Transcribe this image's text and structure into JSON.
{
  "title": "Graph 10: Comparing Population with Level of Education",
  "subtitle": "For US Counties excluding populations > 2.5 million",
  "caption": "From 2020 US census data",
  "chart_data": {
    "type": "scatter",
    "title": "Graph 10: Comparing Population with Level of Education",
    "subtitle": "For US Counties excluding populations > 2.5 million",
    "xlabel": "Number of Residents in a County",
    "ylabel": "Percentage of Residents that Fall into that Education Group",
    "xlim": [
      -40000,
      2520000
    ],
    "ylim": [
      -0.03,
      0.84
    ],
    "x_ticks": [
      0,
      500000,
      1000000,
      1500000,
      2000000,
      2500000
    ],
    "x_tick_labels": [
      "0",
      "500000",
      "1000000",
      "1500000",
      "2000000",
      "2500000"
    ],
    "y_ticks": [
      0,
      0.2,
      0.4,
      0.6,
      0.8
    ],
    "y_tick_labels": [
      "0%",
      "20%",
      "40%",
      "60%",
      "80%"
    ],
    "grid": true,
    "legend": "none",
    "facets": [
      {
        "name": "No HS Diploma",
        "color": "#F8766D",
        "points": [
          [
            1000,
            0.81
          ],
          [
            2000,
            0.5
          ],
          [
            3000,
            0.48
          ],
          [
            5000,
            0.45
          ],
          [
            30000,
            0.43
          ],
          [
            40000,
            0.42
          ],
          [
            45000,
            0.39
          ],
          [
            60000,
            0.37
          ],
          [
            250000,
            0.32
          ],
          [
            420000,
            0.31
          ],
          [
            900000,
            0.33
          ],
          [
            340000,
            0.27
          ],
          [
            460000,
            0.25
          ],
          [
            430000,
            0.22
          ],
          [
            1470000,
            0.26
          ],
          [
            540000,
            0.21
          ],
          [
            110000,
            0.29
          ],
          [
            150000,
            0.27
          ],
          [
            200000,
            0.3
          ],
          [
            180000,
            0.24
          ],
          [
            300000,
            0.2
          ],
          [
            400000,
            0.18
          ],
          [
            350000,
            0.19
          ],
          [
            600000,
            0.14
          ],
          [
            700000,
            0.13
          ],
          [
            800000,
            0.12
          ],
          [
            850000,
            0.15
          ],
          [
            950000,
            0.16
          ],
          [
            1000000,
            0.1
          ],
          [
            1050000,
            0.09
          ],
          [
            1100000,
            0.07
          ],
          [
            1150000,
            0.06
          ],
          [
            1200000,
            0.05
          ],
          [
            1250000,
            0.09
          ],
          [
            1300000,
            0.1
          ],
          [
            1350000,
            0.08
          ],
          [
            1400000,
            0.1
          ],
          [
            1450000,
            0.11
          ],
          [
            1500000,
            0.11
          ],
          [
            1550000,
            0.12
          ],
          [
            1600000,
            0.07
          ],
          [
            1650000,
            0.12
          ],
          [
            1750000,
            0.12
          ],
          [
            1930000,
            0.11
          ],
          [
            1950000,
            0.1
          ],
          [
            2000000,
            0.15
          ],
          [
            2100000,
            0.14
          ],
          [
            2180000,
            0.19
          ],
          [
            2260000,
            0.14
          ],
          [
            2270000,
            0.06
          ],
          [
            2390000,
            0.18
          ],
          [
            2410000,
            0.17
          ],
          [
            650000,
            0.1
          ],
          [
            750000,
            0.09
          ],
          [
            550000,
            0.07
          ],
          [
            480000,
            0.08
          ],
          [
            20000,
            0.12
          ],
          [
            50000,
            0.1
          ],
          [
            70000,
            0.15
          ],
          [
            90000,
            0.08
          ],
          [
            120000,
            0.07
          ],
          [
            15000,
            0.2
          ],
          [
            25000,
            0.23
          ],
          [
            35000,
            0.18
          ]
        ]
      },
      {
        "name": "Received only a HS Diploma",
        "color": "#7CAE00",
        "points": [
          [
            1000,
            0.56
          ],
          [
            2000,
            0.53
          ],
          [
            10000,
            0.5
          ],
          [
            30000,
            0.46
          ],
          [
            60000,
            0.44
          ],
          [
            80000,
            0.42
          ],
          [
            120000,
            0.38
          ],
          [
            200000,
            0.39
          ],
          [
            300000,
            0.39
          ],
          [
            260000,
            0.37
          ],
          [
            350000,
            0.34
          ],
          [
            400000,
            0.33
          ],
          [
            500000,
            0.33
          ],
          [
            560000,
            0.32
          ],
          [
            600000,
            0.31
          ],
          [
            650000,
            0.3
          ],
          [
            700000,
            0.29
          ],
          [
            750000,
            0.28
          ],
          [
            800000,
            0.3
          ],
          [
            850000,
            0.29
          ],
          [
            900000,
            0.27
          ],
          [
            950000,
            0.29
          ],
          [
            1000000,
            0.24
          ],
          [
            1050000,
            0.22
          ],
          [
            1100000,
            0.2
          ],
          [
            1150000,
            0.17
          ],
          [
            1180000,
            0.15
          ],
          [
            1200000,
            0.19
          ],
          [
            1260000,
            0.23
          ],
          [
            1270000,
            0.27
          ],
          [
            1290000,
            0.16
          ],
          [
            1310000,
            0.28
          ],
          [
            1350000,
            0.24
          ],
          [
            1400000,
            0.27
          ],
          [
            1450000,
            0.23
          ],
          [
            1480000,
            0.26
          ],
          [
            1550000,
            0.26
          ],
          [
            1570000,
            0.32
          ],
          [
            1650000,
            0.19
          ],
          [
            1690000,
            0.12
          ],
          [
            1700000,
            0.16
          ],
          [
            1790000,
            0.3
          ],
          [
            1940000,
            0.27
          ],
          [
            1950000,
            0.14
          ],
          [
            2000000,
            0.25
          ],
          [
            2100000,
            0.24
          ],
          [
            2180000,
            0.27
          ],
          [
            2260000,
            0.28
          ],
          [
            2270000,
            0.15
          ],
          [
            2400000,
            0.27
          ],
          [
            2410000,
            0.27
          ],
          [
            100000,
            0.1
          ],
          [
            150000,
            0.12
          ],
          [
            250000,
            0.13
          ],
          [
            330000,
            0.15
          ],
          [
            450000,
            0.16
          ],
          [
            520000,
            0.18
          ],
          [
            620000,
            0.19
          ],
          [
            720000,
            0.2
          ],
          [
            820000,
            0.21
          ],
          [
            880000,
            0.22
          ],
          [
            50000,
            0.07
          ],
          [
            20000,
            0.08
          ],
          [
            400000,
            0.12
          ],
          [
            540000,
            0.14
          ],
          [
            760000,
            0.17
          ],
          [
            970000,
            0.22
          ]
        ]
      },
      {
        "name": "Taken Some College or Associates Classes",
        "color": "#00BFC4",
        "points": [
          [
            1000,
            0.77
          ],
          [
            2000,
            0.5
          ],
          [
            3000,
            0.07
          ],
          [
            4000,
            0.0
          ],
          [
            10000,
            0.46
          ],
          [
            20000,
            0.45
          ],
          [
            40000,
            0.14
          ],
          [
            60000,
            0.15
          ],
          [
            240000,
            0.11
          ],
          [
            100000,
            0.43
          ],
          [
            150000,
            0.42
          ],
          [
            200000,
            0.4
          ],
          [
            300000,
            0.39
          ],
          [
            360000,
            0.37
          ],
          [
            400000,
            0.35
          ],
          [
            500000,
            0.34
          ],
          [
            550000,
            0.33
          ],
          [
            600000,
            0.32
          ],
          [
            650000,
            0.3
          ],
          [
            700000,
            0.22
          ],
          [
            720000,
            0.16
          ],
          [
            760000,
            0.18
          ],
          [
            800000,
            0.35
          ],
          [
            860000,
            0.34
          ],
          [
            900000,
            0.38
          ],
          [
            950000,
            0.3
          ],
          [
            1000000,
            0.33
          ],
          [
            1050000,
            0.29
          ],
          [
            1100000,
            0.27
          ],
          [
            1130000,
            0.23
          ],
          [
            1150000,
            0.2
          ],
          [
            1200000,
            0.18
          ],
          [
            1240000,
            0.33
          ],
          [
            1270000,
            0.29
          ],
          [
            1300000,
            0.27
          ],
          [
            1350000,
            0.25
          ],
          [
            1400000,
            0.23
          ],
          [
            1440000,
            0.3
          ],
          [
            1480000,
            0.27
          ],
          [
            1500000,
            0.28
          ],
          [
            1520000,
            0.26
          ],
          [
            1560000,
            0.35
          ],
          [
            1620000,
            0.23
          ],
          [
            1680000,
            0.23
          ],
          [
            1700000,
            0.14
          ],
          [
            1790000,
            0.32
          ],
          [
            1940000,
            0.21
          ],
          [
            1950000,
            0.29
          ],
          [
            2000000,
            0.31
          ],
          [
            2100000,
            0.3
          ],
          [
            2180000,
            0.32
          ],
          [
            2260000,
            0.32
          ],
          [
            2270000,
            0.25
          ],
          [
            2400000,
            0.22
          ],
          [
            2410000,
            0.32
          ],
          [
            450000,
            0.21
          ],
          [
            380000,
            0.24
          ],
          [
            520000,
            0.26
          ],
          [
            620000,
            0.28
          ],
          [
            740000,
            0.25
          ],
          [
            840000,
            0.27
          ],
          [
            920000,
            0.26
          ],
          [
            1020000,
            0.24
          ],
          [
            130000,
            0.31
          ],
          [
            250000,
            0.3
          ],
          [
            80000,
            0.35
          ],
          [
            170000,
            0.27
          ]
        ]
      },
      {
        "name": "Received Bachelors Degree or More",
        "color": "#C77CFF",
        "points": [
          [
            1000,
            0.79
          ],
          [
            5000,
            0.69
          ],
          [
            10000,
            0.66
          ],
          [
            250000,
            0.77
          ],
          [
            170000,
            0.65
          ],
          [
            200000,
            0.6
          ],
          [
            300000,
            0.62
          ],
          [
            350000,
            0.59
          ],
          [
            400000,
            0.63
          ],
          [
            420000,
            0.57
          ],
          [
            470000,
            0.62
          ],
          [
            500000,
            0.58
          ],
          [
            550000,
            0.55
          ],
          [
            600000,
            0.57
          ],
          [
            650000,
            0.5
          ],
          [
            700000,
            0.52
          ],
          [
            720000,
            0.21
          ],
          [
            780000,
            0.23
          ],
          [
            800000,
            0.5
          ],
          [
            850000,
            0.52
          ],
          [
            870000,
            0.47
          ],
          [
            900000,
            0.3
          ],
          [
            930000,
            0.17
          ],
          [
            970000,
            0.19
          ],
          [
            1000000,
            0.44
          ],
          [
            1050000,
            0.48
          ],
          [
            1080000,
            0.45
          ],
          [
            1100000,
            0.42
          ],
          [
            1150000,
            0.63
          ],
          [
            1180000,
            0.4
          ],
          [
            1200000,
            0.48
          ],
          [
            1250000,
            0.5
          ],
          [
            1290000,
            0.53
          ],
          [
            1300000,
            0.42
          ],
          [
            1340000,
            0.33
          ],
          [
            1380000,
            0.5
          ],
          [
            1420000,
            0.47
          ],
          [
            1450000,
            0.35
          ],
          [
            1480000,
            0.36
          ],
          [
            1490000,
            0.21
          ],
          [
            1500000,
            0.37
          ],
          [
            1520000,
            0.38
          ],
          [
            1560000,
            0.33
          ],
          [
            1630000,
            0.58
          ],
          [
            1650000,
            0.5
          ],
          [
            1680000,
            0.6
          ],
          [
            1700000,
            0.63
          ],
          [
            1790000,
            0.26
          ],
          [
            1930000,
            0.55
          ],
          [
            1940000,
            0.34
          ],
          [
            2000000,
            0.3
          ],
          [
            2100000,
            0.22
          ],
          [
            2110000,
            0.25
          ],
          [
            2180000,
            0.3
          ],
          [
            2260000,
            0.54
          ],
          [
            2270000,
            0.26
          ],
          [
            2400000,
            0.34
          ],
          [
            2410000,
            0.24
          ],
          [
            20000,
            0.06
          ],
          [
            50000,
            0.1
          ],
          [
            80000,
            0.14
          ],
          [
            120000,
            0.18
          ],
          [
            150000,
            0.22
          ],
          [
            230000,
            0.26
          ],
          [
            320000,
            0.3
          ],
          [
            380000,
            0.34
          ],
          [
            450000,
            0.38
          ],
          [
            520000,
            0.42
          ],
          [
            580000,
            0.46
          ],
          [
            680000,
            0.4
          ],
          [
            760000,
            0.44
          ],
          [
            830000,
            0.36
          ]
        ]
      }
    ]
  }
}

▶ EXERCISE BRIEF: Reply with one number only, the count of lines above that hold the string "Residents".

▶ SOLUTION FOR THIS TASK: 2